### PROBLEM TO SOLVE
Every entry below should be printed exactly, without its images.

### GIVEN ENTRIES

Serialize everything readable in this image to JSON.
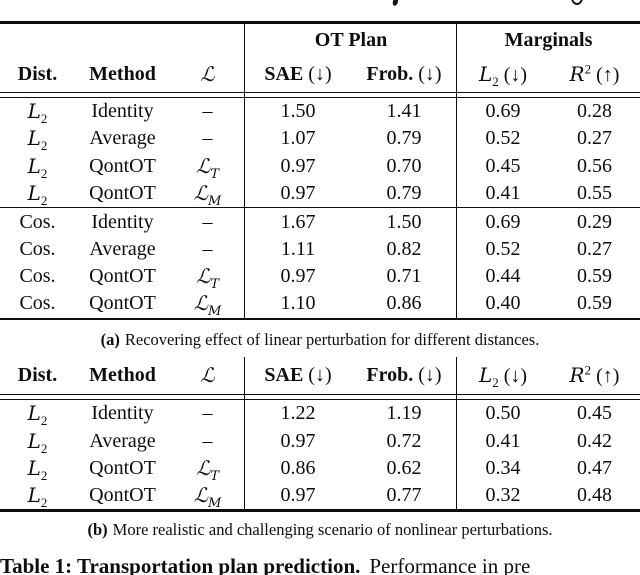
{
  "table_a": {
    "group_header": {
      "ot_plan": "OT Plan",
      "marginals": "Marginals"
    },
    "header": {
      "dist": "Dist.",
      "method": "Method",
      "loss": "ℒ",
      "sae": "SAE",
      "sae_arrow": "(↓)",
      "frob": "Frob.",
      "frob_arrow": "(↓)",
      "l2_base": "L",
      "l2_sub": "2",
      "l2_arrow": "(↓)",
      "r2_base": "R",
      "r2_sup": "2",
      "r2_arrow": "(↑)"
    },
    "rows": [
      {
        "dist": "L",
        "dist_sub": "2",
        "method": "Identity",
        "loss": "–",
        "sae": "1.50",
        "frob": "1.41",
        "l2": "0.69",
        "r2": "0.28"
      },
      {
        "dist": "L",
        "dist_sub": "2",
        "method": "Average",
        "loss": "–",
        "sae": "1.07",
        "frob": "0.79",
        "l2": "0.52",
        "r2": "0.27"
      },
      {
        "dist": "L",
        "dist_sub": "2",
        "method": "QontOT",
        "loss": "ℒ",
        "loss_sub": "T",
        "sae": "0.97",
        "frob": "0.70",
        "l2": "0.45",
        "r2": "0.56"
      },
      {
        "dist": "L",
        "dist_sub": "2",
        "method": "QontOT",
        "loss": "ℒ",
        "loss_sub": "M",
        "sae": "0.97",
        "frob": "0.79",
        "l2": "0.41",
        "r2": "0.55"
      },
      {
        "dist": "Cos.",
        "method": "Identity",
        "loss": "–",
        "sae": "1.67",
        "frob": "1.50",
        "l2": "0.69",
        "r2": "0.29"
      },
      {
        "dist": "Cos.",
        "method": "Average",
        "loss": "–",
        "sae": "1.11",
        "frob": "0.82",
        "l2": "0.52",
        "r2": "0.27"
      },
      {
        "dist": "Cos.",
        "method": "QontOT",
        "loss": "ℒ",
        "loss_sub": "T",
        "sae": "0.97",
        "frob": "0.71",
        "l2": "0.44",
        "r2": "0.59"
      },
      {
        "dist": "Cos.",
        "method": "QontOT",
        "loss": "ℒ",
        "loss_sub": "M",
        "sae": "1.10",
        "frob": "0.86",
        "l2": "0.40",
        "r2": "0.59"
      }
    ],
    "caption_label": "(a)",
    "caption_text": "Recovering effect of linear perturbation for different distances."
  },
  "table_b": {
    "header": {
      "dist": "Dist.",
      "method": "Method",
      "loss": "ℒ",
      "sae": "SAE",
      "sae_arrow": "(↓)",
      "frob": "Frob.",
      "frob_arrow": "(↓)",
      "l2_base": "L",
      "l2_sub": "2",
      "l2_arrow": "(↓)",
      "r2_base": "R",
      "r2_sup": "2",
      "r2_arrow": "(↑)"
    },
    "rows": [
      {
        "dist": "L",
        "dist_sub": "2",
        "method": "Identity",
        "loss": "–",
        "sae": "1.22",
        "frob": "1.19",
        "l2": "0.50",
        "r2": "0.45"
      },
      {
        "dist": "L",
        "dist_sub": "2",
        "method": "Average",
        "loss": "–",
        "sae": "0.97",
        "frob": "0.72",
        "l2": "0.41",
        "r2": "0.42"
      },
      {
        "dist": "L",
        "dist_sub": "2",
        "method": "QontOT",
        "loss": "ℒ",
        "loss_sub": "T",
        "sae": "0.86",
        "frob": "0.62",
        "l2": "0.34",
        "r2": "0.47"
      },
      {
        "dist": "L",
        "dist_sub": "2",
        "method": "QontOT",
        "loss": "ℒ",
        "loss_sub": "M",
        "sae": "0.97",
        "frob": "0.77",
        "l2": "0.32",
        "r2": "0.48"
      }
    ],
    "caption_label": "(b)",
    "caption_text": "More realistic and challenging scenario of nonlinear perturbations."
  },
  "footer": {
    "bold": "Table 1: Transportation plan prediction.",
    "rest": "Performance in pre"
  }
}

### COMPLETED TASK
Serialize everything readable in this image to JSON.
{
  "table_a": {
    "group_header": {
      "ot_plan": "OT Plan",
      "marginals": "Marginals"
    },
    "header": {
      "dist": "Dist.",
      "method": "Method",
      "loss": "ℒ",
      "sae": "SAE",
      "sae_arrow": "(↓)",
      "frob": "Frob.",
      "frob_arrow": "(↓)",
      "l2_base": "L",
      "l2_sub": "2",
      "l2_arrow": "(↓)",
      "r2_base": "R",
      "r2_sup": "2",
      "r2_arrow": "(↑)"
    },
    "rows": [
      {
        "dist": "L",
        "dist_sub": "2",
        "method": "Identity",
        "loss": "–",
        "sae": "1.50",
        "frob": "1.41",
        "l2": "0.69",
        "r2": "0.28"
      },
      {
        "dist": "L",
        "dist_sub": "2",
        "method": "Average",
        "loss": "–",
        "sae": "1.07",
        "frob": "0.79",
        "l2": "0.52",
        "r2": "0.27"
      },
      {
        "dist": "L",
        "dist_sub": "2",
        "method": "QontOT",
        "loss": "ℒ",
        "loss_sub": "T",
        "sae": "0.97",
        "frob": "0.70",
        "l2": "0.45",
        "r2": "0.56"
      },
      {
        "dist": "L",
        "dist_sub": "2",
        "method": "QontOT",
        "loss": "ℒ",
        "loss_sub": "M",
        "sae": "0.97",
        "frob": "0.79",
        "l2": "0.41",
        "r2": "0.55"
      },
      {
        "dist": "Cos.",
        "method": "Identity",
        "loss": "–",
        "sae": "1.67",
        "frob": "1.50",
        "l2": "0.69",
        "r2": "0.29"
      },
      {
        "dist": "Cos.",
        "method": "Average",
        "loss": "–",
        "sae": "1.11",
        "frob": "0.82",
        "l2": "0.52",
        "r2": "0.27"
      },
      {
        "dist": "Cos.",
        "method": "QontOT",
        "loss": "ℒ",
        "loss_sub": "T",
        "sae": "0.97",
        "frob": "0.71",
        "l2": "0.44",
        "r2": "0.59"
      },
      {
        "dist": "Cos.",
        "method": "QontOT",
        "loss": "ℒ",
        "loss_sub": "M",
        "sae": "1.10",
        "frob": "0.86",
        "l2": "0.40",
        "r2": "0.59"
      }
    ],
    "caption_label": "(a)",
    "caption_text": "Recovering effect of linear perturbation for different distances."
  },
  "table_b": {
    "header": {
      "dist": "Dist.",
      "method": "Method",
      "loss": "ℒ",
      "sae": "SAE",
      "sae_arrow": "(↓)",
      "frob": "Frob.",
      "frob_arrow": "(↓)",
      "l2_base": "L",
      "l2_sub": "2",
      "l2_arrow": "(↓)",
      "r2_base": "R",
      "r2_sup": "2",
      "r2_arrow": "(↑)"
    },
    "rows": [
      {
        "dist": "L",
        "dist_sub": "2",
        "method": "Identity",
        "loss": "–",
        "sae": "1.22",
        "frob": "1.19",
        "l2": "0.50",
        "r2": "0.45"
      },
      {
        "dist": "L",
        "dist_sub": "2",
        "method": "Average",
        "loss": "–",
        "sae": "0.97",
        "frob": "0.72",
        "l2": "0.41",
        "r2": "0.42"
      },
      {
        "dist": "L",
        "dist_sub": "2",
        "method": "QontOT",
        "loss": "ℒ",
        "loss_sub": "T",
        "sae": "0.86",
        "frob": "0.62",
        "l2": "0.34",
        "r2": "0.47"
      },
      {
        "dist": "L",
        "dist_sub": "2",
        "method": "QontOT",
        "loss": "ℒ",
        "loss_sub": "M",
        "sae": "0.97",
        "frob": "0.77",
        "l2": "0.32",
        "r2": "0.48"
      }
    ],
    "caption_label": "(b)",
    "caption_text": "More realistic and challenging scenario of nonlinear perturbations."
  },
  "footer": {
    "bold": "Table 1: Transportation plan prediction.",
    "rest": "Performance in pre"
  }
}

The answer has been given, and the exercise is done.